- _GOAL_
In the data below, find each line containing the string "this" and return it.

::::::

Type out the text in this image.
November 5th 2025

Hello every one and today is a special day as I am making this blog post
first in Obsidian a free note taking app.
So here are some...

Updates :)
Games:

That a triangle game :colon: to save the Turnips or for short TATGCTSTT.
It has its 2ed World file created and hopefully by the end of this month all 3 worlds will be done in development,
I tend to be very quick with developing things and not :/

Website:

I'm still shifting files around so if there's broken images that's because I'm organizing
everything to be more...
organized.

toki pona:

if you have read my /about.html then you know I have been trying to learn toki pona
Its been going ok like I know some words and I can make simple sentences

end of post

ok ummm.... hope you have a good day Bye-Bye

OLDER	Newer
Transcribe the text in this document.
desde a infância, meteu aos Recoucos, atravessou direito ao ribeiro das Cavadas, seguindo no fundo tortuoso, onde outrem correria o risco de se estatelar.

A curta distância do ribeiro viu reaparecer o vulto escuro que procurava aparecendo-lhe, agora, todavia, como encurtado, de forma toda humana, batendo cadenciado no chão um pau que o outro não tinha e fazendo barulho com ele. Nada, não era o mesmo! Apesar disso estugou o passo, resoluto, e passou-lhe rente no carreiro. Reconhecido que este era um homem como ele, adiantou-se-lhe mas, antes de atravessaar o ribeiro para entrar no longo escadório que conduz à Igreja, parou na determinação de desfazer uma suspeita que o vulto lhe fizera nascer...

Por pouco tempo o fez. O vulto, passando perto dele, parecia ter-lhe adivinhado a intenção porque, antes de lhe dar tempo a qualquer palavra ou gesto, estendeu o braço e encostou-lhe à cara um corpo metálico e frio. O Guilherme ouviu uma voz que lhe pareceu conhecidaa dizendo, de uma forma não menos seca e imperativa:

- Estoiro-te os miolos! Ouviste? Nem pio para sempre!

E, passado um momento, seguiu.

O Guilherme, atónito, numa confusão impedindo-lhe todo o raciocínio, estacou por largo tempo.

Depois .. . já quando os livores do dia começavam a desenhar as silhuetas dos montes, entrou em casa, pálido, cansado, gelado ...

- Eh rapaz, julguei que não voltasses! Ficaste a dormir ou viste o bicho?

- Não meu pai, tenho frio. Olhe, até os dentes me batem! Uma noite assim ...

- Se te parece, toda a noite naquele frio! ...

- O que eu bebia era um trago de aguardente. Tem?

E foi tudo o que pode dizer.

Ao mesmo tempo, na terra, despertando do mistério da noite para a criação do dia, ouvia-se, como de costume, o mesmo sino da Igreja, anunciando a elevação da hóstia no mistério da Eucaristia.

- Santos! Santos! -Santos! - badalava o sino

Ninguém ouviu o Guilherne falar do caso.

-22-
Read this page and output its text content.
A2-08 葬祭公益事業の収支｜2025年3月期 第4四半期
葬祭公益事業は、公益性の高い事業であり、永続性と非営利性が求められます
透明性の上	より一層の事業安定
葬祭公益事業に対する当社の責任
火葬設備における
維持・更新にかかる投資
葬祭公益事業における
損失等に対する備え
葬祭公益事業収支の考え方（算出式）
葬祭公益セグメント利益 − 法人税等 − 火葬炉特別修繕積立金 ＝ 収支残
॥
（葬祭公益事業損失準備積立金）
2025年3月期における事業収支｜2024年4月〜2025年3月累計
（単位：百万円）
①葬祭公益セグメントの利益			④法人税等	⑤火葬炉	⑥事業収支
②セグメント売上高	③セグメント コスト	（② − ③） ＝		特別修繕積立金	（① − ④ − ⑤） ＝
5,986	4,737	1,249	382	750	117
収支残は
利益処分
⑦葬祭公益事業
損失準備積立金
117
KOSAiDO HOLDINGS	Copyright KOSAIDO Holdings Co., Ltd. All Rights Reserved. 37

::::::

- _TASK OUTPUT_
Type out the text in this image.
Hello every one and today is a special day as I am making this blog post
It has its 2ed World file created and hopefully by the end of this month all 3 worlds will be done in development,
Transcribe the text in this document.
Read this page and output its text content.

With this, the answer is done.